Filter the listing and keep only the lines with the word "penatibus".

**Given data**:
[Begin]

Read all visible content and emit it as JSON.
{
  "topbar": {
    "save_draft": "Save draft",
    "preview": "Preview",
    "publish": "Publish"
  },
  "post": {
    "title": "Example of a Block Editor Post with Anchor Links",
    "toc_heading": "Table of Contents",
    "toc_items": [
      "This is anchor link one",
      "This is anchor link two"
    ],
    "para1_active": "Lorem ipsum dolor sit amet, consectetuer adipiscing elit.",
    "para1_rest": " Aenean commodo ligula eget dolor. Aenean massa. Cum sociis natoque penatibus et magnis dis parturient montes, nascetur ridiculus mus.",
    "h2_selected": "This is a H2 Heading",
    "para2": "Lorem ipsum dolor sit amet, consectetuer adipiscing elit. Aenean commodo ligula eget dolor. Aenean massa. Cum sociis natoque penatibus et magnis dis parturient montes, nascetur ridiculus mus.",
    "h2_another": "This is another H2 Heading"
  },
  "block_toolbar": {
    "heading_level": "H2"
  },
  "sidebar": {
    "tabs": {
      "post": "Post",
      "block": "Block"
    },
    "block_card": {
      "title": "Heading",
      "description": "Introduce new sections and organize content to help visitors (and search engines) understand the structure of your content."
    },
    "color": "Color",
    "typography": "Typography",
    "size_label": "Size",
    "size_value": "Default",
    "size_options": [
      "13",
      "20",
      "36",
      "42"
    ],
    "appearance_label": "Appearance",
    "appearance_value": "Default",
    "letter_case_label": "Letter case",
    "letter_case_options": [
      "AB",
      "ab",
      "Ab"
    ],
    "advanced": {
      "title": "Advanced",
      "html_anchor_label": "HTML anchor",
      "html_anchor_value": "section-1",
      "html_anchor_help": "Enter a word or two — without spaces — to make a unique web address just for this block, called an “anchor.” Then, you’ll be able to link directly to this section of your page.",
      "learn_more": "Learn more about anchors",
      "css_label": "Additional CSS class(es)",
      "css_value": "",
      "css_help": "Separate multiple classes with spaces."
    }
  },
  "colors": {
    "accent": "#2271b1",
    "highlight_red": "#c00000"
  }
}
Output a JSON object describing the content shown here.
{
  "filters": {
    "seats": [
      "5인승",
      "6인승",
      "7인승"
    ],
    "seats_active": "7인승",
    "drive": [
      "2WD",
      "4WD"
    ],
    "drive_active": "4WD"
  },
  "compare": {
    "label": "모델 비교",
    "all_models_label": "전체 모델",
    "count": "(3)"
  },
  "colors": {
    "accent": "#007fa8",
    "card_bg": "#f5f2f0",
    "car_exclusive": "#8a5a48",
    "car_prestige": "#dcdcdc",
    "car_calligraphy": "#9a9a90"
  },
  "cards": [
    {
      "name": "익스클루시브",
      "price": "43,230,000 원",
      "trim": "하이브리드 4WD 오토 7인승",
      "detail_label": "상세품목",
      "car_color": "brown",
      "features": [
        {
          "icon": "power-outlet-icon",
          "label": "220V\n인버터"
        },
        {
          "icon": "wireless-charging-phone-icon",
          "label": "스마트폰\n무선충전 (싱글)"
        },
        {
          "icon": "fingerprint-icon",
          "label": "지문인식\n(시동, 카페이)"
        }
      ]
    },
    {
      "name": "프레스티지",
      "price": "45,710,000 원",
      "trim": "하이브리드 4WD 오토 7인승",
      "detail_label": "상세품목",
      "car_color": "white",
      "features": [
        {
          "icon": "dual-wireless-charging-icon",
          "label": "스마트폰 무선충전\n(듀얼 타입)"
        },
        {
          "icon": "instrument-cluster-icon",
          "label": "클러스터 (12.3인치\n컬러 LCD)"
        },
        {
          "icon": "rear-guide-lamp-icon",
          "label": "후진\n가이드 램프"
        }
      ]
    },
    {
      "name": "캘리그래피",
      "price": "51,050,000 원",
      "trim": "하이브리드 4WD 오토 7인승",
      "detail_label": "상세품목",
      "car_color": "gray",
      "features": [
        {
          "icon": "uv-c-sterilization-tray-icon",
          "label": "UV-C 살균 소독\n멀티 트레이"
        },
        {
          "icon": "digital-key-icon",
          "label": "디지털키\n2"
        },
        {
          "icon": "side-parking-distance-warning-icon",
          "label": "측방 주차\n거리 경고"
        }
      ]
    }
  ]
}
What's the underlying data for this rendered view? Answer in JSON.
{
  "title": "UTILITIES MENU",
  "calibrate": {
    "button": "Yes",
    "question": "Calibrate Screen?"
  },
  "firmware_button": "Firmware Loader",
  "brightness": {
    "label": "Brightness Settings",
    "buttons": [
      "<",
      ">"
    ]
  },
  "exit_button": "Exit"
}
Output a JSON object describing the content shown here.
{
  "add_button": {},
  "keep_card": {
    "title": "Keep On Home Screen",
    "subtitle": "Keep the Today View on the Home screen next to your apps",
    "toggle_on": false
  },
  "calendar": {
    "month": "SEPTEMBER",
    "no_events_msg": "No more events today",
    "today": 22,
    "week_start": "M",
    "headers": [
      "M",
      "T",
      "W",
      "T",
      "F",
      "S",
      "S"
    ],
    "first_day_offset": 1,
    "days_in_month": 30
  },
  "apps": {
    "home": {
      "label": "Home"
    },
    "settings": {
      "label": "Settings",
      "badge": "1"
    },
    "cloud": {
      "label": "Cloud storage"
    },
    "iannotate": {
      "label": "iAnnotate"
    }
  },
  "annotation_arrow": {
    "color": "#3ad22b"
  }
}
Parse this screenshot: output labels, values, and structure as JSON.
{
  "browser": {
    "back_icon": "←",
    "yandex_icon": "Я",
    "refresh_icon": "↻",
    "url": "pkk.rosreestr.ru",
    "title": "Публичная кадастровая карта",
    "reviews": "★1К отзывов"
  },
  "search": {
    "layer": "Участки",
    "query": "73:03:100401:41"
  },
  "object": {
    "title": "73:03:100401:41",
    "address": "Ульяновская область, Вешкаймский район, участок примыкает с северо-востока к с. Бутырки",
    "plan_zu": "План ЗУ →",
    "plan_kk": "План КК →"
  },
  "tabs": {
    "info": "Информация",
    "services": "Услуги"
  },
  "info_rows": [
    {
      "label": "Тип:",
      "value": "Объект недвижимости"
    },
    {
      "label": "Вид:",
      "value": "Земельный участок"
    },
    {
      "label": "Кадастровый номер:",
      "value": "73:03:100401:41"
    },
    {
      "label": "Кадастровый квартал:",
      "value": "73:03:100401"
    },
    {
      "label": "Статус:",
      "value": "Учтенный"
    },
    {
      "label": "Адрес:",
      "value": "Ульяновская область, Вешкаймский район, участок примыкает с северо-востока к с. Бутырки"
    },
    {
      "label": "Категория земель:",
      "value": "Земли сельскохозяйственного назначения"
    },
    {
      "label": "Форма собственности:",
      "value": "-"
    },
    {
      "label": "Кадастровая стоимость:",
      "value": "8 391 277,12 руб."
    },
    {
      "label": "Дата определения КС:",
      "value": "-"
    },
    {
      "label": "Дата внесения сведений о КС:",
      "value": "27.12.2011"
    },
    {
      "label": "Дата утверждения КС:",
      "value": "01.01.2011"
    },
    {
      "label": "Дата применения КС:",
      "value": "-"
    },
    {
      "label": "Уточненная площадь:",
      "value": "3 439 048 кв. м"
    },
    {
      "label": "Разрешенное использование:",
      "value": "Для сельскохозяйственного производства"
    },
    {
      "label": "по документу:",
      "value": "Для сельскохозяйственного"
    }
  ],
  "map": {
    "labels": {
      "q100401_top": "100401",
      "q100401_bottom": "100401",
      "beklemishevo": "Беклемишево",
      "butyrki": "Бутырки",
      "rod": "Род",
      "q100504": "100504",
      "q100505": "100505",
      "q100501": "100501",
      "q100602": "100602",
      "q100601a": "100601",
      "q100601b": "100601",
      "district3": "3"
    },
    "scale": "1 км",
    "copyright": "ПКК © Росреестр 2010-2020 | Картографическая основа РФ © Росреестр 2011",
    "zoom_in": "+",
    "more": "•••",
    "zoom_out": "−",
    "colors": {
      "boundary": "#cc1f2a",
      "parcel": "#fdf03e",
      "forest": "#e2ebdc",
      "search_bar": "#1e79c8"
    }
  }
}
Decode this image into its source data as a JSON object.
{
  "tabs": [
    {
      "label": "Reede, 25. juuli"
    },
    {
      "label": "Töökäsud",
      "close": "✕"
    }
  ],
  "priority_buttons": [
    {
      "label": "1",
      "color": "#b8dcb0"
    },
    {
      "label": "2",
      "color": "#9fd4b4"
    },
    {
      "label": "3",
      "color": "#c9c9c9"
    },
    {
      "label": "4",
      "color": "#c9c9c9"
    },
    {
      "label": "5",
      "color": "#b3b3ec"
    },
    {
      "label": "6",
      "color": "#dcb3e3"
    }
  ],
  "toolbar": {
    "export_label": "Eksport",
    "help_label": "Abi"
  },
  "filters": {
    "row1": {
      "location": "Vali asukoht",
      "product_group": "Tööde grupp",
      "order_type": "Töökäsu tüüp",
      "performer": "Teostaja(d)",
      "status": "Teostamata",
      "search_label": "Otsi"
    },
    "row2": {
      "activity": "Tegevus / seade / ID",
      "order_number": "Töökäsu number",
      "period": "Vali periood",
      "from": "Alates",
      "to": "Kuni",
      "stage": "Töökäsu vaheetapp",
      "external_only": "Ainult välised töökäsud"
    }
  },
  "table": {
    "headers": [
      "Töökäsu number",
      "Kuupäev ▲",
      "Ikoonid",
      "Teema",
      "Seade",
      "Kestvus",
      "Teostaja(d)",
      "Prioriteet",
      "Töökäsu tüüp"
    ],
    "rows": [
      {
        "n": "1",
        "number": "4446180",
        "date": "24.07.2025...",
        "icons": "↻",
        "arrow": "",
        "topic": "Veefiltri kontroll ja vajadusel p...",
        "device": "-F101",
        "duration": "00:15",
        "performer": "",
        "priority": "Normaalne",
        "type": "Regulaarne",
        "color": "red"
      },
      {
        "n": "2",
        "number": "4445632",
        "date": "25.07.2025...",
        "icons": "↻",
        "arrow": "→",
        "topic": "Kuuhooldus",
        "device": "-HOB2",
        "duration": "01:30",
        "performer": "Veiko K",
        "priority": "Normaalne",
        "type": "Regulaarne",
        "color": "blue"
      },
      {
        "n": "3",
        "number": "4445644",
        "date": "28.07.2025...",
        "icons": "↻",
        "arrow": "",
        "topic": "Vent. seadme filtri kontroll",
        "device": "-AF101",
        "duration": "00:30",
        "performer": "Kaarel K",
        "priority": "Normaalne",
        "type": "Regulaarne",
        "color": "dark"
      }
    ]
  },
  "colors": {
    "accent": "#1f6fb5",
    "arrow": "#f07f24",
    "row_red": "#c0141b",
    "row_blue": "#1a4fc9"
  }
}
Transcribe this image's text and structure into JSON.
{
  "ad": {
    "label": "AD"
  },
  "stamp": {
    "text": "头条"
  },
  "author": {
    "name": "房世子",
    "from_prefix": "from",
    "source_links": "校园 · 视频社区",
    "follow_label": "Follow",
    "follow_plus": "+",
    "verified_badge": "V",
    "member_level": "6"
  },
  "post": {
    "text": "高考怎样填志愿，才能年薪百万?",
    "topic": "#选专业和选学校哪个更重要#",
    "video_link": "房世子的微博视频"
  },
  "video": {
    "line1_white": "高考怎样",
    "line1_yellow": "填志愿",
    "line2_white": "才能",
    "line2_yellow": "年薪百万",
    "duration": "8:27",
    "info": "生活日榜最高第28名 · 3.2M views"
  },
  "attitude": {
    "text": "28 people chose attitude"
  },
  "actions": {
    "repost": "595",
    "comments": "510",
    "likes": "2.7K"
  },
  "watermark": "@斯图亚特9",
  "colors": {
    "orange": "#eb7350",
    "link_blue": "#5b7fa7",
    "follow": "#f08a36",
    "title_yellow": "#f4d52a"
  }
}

[End]

**Answer**:
    "para1_rest": " Aenean commodo ligula eget dolor. Aenean massa. Cum sociis natoque penatibus et magnis dis parturient montes, nascetur ridiculus mus.",
    "para2": "Lorem ipsum dolor sit amet, consectetuer adipiscing elit. Aenean commodo ligula eget dolor. Aenean massa. Cum sociis natoque penatibus et magnis dis parturient montes, nascetur ridiculus mus.",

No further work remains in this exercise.